Stated goal: Find and copy each line of the records where the string "znáki" shows up.

START Provided records

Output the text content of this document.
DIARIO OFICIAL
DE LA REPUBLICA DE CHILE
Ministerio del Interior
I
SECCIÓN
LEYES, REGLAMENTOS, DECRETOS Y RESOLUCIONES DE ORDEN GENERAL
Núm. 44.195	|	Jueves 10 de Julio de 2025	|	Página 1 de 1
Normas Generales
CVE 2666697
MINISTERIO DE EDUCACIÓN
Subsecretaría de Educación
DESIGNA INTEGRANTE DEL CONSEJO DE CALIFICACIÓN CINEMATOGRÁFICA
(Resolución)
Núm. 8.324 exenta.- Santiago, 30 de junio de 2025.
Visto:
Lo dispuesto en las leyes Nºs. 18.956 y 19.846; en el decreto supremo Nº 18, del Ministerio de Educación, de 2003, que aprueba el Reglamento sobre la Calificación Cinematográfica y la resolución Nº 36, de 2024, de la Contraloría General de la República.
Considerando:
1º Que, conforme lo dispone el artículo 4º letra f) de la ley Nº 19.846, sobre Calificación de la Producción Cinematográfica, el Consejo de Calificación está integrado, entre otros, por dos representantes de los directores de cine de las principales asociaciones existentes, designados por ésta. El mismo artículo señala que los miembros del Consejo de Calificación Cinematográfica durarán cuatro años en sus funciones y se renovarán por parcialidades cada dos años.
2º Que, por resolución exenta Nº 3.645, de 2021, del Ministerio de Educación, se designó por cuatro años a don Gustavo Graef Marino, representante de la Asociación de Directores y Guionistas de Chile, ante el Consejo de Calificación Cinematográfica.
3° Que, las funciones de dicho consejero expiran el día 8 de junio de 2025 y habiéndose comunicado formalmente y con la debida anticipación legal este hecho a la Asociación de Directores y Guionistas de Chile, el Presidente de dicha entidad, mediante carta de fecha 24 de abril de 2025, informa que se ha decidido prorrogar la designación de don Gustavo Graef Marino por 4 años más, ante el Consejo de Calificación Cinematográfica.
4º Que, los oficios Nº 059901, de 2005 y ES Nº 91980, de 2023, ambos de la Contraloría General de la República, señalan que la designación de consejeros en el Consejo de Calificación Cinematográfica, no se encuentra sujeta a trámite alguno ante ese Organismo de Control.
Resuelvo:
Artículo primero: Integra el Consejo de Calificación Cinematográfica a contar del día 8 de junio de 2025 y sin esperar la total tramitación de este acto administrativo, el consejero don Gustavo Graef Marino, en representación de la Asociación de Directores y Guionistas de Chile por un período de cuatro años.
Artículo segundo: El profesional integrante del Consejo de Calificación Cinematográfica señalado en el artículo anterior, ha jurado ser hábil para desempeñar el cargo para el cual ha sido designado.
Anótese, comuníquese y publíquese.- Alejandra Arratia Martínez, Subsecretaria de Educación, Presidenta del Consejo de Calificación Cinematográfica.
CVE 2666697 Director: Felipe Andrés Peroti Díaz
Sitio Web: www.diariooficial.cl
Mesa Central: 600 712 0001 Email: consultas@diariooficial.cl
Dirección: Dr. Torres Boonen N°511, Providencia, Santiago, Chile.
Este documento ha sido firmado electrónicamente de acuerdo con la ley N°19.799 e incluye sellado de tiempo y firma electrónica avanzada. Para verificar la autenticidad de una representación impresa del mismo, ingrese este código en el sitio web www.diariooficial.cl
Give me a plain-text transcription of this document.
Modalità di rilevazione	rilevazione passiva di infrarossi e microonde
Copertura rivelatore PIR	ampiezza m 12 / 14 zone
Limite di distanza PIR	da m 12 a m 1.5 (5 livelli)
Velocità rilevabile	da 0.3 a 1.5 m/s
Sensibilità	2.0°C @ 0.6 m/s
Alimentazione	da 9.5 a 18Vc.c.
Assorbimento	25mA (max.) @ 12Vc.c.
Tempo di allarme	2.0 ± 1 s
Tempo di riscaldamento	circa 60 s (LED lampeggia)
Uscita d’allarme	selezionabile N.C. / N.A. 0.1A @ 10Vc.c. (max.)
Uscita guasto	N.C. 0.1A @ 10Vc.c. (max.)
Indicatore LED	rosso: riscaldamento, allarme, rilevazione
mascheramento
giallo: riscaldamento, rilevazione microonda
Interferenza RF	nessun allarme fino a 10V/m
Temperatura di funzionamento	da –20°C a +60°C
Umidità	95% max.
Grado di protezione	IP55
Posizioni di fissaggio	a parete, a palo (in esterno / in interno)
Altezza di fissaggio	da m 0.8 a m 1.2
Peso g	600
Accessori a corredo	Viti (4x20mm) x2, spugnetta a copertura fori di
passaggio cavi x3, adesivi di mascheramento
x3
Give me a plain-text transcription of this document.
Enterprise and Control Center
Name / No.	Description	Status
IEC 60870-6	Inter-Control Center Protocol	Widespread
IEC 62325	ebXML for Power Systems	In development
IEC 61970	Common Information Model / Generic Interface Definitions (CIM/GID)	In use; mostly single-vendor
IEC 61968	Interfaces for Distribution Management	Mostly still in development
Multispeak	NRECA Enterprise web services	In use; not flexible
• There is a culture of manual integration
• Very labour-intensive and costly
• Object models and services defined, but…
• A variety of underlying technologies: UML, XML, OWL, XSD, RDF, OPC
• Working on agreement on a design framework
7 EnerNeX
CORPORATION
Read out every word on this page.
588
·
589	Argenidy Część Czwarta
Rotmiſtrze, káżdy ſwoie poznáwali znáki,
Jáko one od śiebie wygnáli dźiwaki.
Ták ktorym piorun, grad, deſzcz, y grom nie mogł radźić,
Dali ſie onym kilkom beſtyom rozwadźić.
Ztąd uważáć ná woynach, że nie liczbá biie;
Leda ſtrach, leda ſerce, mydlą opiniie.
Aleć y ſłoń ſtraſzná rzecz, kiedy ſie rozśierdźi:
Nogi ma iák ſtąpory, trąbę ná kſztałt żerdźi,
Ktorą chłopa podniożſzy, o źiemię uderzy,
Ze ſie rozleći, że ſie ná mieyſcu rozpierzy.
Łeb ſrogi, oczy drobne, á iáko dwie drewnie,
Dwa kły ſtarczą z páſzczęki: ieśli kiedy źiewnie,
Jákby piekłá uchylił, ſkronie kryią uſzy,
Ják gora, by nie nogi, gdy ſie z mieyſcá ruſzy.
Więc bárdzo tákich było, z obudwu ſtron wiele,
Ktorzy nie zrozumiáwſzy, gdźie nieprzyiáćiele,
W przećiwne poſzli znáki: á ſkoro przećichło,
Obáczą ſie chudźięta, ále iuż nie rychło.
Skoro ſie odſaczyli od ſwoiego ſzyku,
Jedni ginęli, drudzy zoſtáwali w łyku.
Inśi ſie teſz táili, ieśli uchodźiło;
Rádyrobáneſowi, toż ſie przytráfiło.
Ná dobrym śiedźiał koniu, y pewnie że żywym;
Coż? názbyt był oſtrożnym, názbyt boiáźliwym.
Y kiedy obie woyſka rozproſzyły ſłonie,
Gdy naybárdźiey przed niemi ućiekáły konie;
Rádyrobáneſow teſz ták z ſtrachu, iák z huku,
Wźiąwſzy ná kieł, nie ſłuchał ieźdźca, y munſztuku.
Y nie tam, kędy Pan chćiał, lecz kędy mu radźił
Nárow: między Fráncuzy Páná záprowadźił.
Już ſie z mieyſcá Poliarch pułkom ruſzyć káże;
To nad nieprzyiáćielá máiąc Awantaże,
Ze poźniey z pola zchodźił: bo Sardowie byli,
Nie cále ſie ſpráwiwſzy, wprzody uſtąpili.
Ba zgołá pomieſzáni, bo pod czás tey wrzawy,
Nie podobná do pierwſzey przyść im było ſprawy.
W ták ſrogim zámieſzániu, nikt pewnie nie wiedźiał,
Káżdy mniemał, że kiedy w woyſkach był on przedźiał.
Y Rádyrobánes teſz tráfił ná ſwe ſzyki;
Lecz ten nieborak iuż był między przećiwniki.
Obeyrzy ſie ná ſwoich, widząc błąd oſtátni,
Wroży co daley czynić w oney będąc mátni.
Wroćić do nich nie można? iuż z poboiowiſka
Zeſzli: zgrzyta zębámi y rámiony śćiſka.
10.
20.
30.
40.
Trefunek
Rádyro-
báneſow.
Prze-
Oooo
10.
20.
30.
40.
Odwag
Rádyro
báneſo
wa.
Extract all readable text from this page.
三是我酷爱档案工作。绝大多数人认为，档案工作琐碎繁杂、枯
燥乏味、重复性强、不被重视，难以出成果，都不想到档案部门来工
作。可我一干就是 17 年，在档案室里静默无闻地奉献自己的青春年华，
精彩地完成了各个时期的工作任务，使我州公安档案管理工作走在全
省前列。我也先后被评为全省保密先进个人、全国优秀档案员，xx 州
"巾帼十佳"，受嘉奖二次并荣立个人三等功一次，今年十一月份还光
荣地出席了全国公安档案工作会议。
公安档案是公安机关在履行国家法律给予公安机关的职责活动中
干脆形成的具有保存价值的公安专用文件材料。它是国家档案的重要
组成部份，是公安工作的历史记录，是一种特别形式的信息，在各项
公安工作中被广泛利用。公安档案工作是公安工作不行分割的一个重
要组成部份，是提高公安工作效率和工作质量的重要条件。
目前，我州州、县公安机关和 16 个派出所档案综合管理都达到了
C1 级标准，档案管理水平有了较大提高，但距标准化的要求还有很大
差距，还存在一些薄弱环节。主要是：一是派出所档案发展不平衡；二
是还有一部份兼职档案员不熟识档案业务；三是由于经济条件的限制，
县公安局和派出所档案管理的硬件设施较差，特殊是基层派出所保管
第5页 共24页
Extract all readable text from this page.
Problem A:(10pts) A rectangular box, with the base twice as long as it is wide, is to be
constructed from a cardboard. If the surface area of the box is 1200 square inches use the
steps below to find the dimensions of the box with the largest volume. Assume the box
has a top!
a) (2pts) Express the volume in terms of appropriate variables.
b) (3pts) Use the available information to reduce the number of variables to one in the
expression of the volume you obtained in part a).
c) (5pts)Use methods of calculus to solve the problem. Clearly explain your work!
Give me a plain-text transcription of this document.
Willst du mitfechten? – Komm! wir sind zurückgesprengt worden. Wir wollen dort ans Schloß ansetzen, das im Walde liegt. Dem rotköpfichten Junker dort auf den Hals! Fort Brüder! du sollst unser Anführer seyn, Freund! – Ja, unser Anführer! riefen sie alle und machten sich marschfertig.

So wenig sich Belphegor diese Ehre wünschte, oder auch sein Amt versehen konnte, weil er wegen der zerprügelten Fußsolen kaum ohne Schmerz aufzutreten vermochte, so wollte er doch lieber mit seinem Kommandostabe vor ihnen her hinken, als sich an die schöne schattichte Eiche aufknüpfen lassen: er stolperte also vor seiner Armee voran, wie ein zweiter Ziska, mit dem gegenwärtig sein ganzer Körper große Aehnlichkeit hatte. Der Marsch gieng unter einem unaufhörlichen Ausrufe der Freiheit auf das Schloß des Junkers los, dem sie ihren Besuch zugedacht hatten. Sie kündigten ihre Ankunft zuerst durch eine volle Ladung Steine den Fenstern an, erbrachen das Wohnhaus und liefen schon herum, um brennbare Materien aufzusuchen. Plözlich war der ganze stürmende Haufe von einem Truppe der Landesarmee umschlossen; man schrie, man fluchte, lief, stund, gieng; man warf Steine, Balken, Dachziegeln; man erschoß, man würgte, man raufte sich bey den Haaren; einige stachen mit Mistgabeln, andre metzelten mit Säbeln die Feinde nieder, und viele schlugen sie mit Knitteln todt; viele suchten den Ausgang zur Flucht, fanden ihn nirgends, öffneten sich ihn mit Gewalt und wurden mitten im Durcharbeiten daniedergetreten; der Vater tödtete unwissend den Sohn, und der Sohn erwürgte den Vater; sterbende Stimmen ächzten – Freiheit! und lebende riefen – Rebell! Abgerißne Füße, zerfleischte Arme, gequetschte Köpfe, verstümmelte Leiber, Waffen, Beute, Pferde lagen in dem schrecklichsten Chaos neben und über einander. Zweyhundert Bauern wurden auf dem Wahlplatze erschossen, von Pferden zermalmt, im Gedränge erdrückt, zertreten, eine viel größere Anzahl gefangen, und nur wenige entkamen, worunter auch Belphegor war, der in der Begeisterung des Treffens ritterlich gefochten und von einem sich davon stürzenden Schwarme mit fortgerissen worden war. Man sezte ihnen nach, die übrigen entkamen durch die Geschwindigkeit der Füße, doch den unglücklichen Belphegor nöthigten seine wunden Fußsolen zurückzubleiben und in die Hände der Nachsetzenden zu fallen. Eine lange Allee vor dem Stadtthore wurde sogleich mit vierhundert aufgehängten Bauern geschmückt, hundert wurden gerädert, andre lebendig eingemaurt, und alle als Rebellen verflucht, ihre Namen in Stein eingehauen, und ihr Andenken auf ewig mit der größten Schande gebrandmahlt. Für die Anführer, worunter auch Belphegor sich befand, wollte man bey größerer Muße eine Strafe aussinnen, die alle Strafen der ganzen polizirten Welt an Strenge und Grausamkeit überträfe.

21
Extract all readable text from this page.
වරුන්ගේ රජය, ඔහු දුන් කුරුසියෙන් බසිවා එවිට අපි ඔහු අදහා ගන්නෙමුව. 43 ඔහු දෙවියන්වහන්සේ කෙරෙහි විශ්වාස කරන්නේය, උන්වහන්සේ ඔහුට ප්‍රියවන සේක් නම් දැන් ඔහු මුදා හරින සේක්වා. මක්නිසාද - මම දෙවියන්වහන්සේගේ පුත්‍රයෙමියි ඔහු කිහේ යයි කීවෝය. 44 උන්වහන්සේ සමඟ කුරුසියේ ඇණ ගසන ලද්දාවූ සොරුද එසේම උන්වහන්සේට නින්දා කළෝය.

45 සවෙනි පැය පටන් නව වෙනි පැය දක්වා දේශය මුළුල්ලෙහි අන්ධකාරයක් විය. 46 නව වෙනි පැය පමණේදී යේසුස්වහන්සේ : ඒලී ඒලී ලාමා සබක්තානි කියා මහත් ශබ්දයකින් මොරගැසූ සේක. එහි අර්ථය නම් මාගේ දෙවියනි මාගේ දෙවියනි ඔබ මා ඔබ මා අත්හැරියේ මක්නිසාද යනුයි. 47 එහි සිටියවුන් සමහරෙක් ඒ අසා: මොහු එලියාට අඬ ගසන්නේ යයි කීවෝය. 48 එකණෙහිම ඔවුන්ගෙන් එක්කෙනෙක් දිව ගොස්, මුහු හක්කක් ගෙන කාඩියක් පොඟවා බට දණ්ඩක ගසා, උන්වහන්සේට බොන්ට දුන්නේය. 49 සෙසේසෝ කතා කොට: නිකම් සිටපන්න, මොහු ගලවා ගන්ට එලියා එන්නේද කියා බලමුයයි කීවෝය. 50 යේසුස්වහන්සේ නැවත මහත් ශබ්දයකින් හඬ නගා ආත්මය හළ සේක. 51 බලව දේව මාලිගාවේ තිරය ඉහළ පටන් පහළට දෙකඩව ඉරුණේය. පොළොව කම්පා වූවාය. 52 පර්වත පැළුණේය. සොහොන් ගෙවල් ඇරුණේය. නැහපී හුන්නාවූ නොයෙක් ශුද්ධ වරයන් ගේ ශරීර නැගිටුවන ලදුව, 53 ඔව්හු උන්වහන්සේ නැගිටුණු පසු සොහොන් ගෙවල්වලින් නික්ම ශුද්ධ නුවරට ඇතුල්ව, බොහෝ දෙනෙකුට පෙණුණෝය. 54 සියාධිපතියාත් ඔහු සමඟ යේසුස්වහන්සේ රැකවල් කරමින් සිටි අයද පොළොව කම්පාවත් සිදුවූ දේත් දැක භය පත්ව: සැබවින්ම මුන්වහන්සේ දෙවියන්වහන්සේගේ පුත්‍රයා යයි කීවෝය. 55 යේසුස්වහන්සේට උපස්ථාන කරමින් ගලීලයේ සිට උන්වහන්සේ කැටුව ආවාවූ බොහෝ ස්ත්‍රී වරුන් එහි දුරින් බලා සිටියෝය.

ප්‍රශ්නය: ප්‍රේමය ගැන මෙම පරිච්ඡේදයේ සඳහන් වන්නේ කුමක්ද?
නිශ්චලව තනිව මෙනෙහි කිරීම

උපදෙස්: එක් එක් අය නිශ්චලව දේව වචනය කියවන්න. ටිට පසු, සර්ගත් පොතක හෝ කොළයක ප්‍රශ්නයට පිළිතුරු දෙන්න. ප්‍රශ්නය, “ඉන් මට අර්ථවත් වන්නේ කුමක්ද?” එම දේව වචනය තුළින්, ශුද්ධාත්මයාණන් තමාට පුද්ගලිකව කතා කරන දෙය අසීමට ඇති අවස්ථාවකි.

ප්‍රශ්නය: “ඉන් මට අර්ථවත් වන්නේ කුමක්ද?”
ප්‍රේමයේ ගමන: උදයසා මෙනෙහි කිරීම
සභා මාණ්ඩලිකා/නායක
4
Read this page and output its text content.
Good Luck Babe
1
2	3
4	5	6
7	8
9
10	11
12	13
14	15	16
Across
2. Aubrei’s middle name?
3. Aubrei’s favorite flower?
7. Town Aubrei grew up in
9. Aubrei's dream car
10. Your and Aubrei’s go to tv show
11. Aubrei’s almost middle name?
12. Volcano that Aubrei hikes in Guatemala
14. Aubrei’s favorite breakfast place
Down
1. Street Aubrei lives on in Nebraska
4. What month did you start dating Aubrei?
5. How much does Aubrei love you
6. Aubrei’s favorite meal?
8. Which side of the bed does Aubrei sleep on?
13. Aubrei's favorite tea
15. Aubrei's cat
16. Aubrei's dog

END Provided records

Written answer:
Rotmiſtrze, káżdy ſwoie poznáwali znáki,
W przećiwne poſzli znáki: á ſkoro przećichło,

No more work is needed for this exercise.